--- Start DATASET EXCERPTS ---

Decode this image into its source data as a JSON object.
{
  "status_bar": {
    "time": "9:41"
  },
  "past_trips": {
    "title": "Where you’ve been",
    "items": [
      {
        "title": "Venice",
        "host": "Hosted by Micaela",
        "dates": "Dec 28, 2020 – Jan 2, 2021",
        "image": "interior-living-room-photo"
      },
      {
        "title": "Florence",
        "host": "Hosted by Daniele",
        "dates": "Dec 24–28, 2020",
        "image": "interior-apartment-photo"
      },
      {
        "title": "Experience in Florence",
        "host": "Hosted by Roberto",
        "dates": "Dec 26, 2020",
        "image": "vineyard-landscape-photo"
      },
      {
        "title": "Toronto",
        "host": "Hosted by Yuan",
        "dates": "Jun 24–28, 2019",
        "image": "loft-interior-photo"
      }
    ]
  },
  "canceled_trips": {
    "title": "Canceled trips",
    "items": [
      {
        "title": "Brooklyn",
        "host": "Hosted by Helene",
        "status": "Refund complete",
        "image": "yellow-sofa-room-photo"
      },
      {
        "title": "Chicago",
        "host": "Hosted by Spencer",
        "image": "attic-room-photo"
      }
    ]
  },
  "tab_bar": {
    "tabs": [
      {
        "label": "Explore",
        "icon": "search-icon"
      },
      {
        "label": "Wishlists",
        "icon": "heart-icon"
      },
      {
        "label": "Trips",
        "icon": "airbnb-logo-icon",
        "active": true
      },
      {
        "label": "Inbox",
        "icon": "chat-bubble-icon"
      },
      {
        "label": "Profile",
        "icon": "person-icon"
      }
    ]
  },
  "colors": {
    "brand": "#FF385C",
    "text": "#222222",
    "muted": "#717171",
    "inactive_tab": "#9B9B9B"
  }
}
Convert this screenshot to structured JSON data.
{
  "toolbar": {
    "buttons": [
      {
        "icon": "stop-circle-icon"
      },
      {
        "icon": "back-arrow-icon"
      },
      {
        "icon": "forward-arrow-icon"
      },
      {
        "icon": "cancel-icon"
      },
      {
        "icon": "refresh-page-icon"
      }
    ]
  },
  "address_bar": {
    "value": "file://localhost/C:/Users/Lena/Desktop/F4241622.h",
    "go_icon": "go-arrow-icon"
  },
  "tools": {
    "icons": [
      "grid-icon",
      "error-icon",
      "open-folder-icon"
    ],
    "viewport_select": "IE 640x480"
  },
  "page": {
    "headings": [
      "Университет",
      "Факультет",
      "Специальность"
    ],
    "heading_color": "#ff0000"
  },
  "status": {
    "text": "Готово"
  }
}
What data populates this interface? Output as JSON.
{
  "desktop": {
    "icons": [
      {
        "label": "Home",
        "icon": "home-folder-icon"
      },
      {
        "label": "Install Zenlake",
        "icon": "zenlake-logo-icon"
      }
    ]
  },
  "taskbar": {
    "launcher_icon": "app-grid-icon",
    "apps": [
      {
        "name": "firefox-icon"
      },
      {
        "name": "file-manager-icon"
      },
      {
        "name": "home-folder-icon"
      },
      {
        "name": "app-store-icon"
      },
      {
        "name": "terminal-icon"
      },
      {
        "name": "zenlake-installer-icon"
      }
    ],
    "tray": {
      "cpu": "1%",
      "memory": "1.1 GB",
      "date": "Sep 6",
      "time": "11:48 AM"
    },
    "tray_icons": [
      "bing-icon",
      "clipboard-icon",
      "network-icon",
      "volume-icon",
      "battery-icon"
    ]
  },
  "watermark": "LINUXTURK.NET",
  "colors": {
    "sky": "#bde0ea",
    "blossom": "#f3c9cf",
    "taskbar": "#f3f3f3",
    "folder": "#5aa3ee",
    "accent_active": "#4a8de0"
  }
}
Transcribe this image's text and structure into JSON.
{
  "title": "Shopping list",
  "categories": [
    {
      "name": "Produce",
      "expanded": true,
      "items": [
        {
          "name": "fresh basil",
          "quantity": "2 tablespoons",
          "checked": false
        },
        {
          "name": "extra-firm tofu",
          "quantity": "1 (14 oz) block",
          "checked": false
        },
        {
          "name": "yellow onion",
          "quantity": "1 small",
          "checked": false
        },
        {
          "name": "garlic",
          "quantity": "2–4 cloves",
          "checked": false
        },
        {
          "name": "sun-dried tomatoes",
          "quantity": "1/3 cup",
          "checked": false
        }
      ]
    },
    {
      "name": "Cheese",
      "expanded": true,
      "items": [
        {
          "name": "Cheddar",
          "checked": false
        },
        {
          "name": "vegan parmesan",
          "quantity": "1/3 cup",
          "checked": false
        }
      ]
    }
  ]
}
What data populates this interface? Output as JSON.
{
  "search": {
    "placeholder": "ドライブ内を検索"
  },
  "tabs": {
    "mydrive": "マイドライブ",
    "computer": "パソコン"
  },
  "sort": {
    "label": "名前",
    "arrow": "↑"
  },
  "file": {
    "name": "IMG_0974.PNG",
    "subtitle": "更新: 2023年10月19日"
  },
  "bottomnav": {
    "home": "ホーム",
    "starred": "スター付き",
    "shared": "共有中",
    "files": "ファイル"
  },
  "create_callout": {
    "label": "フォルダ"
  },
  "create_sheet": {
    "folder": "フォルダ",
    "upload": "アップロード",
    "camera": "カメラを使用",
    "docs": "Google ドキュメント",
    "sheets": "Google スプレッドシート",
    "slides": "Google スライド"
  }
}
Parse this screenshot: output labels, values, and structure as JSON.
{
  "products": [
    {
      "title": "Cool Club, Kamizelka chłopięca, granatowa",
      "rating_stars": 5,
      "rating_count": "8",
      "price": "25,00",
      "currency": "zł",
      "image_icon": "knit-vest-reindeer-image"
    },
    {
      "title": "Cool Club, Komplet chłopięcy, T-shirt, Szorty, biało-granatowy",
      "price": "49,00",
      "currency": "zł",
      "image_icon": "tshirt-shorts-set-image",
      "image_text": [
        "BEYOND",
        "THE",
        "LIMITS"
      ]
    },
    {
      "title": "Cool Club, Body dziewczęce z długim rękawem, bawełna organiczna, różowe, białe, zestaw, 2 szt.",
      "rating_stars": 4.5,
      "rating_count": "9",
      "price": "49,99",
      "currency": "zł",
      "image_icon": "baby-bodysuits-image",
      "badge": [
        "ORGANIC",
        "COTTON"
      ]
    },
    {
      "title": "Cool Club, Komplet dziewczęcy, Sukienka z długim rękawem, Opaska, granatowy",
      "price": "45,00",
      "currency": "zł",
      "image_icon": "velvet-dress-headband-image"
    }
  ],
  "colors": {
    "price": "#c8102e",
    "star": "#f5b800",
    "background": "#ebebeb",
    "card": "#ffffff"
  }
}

--- End DATASET EXCERPTS ---

**REQUIREMENT**
Return the whole listing exactly.

**RESPONSE TO THE EXERCISE**
Decode this image into its source data as a JSON object.
{
  "status_bar": {
    "time": "9:41"
  },
  "past_trips": {
    "title": "Where you’ve been",
    "items": [
      {
        "title": "Venice",
        "host": "Hosted by Micaela",
        "dates": "Dec 28, 2020 – Jan 2, 2021",
        "image": "interior-living-room-photo"
      },
      {
        "title": "Florence",
        "host": "Hosted by Daniele",
        "dates": "Dec 24–28, 2020",
        "image": "interior-apartment-photo"
      },
      {
        "title": "Experience in Florence",
        "host": "Hosted by Roberto",
        "dates": "Dec 26, 2020",
        "image": "vineyard-landscape-photo"
      },
      {
        "title": "Toronto",
        "host": "Hosted by Yuan",
        "dates": "Jun 24–28, 2019",
        "image": "loft-interior-photo"
      }
    ]
  },
  "canceled_trips": {
    "title": "Canceled trips",
    "items": [
      {
        "title": "Brooklyn",
        "host": "Hosted by Helene",
        "status": "Refund complete",
        "image": "yellow-sofa-room-photo"
      },
      {
        "title": "Chicago",
        "host": "Hosted by Spencer",
        "image": "attic-room-photo"
      }
    ]
  },
  "tab_bar": {
    "tabs": [
      {
        "label": "Explore",
        "icon": "search-icon"
      },
      {
        "label": "Wishlists",
        "icon": "heart-icon"
      },
      {
        "label": "Trips",
        "icon": "airbnb-logo-icon",
        "active": true
      },
      {
        "label": "Inbox",
        "icon": "chat-bubble-icon"
      },
      {
        "label": "Profile",
        "icon": "person-icon"
      }
    ]
  },
  "colors": {
    "brand": "#FF385C",
    "text": "#222222",
    "muted": "#717171",
    "inactive_tab": "#9B9B9B"
  }
}
Convert this screenshot to structured JSON data.
{
  "toolbar": {
    "buttons": [
      {
        "icon": "stop-circle-icon"
      },
      {
        "icon": "back-arrow-icon"
      },
      {
        "icon": "forward-arrow-icon"
      },
      {
        "icon": "cancel-icon"
      },
      {
        "icon": "refresh-page-icon"
      }
    ]
  },
  "address_bar": {
    "value": "file://localhost/C:/Users/Lena/Desktop/F4241622.h",
    "go_icon": "go-arrow-icon"
  },
  "tools": {
    "icons": [
      "grid-icon",
      "error-icon",
      "open-folder-icon"
    ],
    "viewport_select": "IE 640x480"
  },
  "page": {
    "headings": [
      "Университет",
      "Факультет",
      "Специальность"
    ],
    "heading_color": "#ff0000"
  },
  "status": {
    "text": "Готово"
  }
}
What data populates this interface? Output as JSON.
{
  "desktop": {
    "icons": [
      {
        "label": "Home",
        "icon": "home-folder-icon"
      },
      {
        "label": "Install Zenlake",
        "icon": "zenlake-logo-icon"
      }
    ]
  },
  "taskbar": {
    "launcher_icon": "app-grid-icon",
    "apps": [
      {
        "name": "firefox-icon"
      },
      {
        "name": "file-manager-icon"
      },
      {
        "name": "home-folder-icon"
      },
      {
        "name": "app-store-icon"
      },
      {
        "name": "terminal-icon"
      },
      {
        "name": "zenlake-installer-icon"
      }
    ],
    "tray": {
      "cpu": "1%",
      "memory": "1.1 GB",
      "date": "Sep 6",
      "time": "11:48 AM"
    },
    "tray_icons": [
      "bing-icon",
      "clipboard-icon",
      "network-icon",
      "volume-icon",
      "battery-icon"
    ]
  },
  "watermark": "LINUXTURK.NET",
  "colors": {
    "sky": "#bde0ea",
    "blossom": "#f3c9cf",
    "taskbar": "#f3f3f3",
    "folder": "#5aa3ee",
    "accent_active": "#4a8de0"
  }
}
Transcribe this image's text and structure into JSON.
{
  "title": "Shopping list",
  "categories": [
    {
      "name": "Produce",
      "expanded": true,
      "items": [
        {
          "name": "fresh basil",
          "quantity": "2 tablespoons",
          "checked": false
        },
        {
          "name": "extra-firm tofu",
          "quantity": "1 (14 oz) block",
          "checked": false
        },
        {
          "name": "yellow onion",
          "quantity": "1 small",
          "checked": false
        },
        {
          "name": "garlic",
          "quantity": "2–4 cloves",
          "checked": false
        },
        {
          "name": "sun-dried tomatoes",
          "quantity": "1/3 cup",
          "checked": false
        }
      ]
    },
    {
      "name": "Cheese",
      "expanded": true,
      "items": [
        {
          "name": "Cheddar",
          "checked": false
        },
        {
          "name": "vegan parmesan",
          "quantity": "1/3 cup",
          "checked": false
        }
      ]
    }
  ]
}
What data populates this interface? Output as JSON.
{
  "search": {
    "placeholder": "ドライブ内を検索"
  },
  "tabs": {
    "mydrive": "マイドライブ",
    "computer": "パソコン"
  },
  "sort": {
    "label": "名前",
    "arrow": "↑"
  },
  "file": {
    "name": "IMG_0974.PNG",
    "subtitle": "更新: 2023年10月19日"
  },
  "bottomnav": {
    "home": "ホーム",
    "starred": "スター付き",
    "shared": "共有中",
    "files": "ファイル"
  },
  "create_callout": {
    "label": "フォルダ"
  },
  "create_sheet": {
    "folder": "フォルダ",
    "upload": "アップロード",
    "camera": "カメラを使用",
    "docs": "Google ドキュメント",
    "sheets": "Google スプレッドシート",
    "slides": "Google スライド"
  }
}
Parse this screenshot: output labels, values, and structure as JSON.
{
  "products": [
    {
      "title": "Cool Club, Kamizelka chłopięca, granatowa",
      "rating_stars": 5,
      "rating_count": "8",
      "price": "25,00",
      "currency": "zł",
      "image_icon": "knit-vest-reindeer-image"
    },
    {
      "title": "Cool Club, Komplet chłopięcy, T-shirt, Szorty, biało-granatowy",
      "price": "49,00",
      "currency": "zł",
      "image_icon": "tshirt-shorts-set-image",
      "image_text": [
        "BEYOND",
        "THE",
        "LIMITS"
      ]
    },
    {
      "title": "Cool Club, Body dziewczęce z długim rękawem, bawełna organiczna, różowe, białe, zestaw, 2 szt.",
      "rating_stars": 4.5,
      "rating_count": "9",
      "price": "49,99",
      "currency": "zł",
      "image_icon": "baby-bodysuits-image",
      "badge": [
        "ORGANIC",
        "COTTON"
      ]
    },
    {
      "title": "Cool Club, Komplet dziewczęcy, Sukienka z długim rękawem, Opaska, granatowy",
      "price": "45,00",
      "currency": "zł",
      "image_icon": "velvet-dress-headband-image"
    }
  ],
  "colors": {
    "price": "#c8102e",
    "star": "#f5b800",
    "background": "#ebebeb",
    "card": "#ffffff"
  }
}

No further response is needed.